--- AVAILABLE RECORDS ---
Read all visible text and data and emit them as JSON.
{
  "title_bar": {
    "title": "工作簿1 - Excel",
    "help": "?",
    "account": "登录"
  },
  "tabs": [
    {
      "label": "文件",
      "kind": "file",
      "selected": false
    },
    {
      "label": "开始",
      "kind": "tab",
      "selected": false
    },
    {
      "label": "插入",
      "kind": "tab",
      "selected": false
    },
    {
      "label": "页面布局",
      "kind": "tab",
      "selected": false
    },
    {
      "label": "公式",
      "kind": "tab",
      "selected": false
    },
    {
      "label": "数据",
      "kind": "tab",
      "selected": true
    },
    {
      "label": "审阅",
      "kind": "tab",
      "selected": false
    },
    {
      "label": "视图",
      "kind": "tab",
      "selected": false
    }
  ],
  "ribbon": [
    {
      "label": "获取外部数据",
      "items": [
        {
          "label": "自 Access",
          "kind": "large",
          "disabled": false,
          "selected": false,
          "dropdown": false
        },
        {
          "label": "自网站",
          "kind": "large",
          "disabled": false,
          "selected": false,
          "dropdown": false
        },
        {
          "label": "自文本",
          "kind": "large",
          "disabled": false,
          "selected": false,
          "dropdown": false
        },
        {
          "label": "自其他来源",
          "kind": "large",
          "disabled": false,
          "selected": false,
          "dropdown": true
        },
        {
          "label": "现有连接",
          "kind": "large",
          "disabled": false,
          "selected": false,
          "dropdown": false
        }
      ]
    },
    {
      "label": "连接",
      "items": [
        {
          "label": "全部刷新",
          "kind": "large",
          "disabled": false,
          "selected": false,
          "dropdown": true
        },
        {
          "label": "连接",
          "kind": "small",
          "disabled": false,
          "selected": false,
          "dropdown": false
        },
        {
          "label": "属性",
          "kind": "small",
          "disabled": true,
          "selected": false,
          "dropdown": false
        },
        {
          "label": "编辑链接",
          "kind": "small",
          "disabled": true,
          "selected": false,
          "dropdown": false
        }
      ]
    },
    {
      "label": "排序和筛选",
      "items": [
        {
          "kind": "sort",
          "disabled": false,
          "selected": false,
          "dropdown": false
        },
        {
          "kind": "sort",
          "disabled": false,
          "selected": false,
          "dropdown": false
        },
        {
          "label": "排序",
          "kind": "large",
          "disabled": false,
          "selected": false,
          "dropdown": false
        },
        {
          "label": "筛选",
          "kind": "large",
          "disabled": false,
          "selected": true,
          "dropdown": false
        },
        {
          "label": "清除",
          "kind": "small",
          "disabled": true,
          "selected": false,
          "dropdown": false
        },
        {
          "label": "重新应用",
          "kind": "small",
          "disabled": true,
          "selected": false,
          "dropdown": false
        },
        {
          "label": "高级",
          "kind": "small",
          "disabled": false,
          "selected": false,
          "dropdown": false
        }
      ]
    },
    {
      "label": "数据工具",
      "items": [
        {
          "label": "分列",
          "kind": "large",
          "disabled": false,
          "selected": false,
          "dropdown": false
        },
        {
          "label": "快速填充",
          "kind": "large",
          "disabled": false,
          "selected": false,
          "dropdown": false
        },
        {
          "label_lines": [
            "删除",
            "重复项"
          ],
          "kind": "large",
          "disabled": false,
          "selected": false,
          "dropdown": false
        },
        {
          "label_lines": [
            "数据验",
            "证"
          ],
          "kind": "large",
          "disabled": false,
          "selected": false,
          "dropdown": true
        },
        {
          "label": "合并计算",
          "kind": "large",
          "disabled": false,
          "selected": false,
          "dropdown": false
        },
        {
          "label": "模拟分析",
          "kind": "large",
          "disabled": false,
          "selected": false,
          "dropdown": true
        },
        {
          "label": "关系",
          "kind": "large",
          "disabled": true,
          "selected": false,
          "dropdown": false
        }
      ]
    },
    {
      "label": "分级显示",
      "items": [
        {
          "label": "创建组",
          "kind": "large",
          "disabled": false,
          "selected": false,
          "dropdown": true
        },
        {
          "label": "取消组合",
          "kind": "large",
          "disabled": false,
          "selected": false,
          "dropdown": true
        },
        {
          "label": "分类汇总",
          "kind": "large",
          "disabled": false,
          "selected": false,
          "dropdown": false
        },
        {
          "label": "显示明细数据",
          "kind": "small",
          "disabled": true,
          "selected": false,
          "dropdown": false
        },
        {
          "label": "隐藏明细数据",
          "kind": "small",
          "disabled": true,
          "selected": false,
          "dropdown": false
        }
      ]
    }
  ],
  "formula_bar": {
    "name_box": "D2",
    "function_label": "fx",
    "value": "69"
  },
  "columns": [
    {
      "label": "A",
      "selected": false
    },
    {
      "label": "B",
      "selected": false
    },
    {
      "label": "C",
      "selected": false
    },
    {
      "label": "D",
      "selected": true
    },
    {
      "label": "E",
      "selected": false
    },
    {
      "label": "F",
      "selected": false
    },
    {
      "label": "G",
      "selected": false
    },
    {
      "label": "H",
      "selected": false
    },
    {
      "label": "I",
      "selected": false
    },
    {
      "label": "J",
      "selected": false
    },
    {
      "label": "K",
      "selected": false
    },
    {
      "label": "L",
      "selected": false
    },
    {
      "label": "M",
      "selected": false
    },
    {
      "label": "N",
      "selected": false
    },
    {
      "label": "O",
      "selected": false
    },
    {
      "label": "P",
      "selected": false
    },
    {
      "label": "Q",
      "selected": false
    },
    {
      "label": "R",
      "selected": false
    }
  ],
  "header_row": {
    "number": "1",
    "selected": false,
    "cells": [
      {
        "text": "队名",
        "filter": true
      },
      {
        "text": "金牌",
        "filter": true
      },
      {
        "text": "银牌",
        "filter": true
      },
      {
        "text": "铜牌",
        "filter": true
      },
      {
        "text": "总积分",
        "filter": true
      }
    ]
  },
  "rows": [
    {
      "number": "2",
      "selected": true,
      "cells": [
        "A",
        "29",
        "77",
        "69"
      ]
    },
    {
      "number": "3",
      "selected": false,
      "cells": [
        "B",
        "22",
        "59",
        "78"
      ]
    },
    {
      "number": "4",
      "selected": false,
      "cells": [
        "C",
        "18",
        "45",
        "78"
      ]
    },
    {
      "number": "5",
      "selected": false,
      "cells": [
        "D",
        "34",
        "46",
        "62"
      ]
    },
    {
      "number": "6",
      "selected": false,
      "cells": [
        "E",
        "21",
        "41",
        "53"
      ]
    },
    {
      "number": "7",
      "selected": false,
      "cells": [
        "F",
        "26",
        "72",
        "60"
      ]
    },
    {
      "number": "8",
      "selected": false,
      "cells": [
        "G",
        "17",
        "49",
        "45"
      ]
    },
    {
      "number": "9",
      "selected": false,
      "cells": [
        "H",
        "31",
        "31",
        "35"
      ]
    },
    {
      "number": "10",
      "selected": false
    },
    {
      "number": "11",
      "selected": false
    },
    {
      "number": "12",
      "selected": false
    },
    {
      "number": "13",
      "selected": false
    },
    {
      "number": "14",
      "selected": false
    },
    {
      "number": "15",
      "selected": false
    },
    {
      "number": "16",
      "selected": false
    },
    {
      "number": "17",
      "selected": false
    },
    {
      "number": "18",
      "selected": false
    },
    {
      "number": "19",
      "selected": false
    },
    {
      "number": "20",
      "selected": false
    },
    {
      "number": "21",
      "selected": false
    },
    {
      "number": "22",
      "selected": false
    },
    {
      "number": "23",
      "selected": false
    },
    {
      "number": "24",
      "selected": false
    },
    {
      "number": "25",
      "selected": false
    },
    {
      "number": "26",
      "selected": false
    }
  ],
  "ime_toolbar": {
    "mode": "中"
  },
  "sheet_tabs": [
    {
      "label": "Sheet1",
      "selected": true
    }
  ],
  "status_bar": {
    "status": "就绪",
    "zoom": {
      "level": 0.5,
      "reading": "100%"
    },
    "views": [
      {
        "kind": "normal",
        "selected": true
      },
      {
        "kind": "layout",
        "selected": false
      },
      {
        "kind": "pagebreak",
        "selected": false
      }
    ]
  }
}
---
Reproduce each line from the records that contains the word "text".

Read all visible text and data and emit them as JSON.
        "text": "队名",
        "text": "金牌",
        "text": "银牌",
        "text": "铜牌",
        "text": "总积分",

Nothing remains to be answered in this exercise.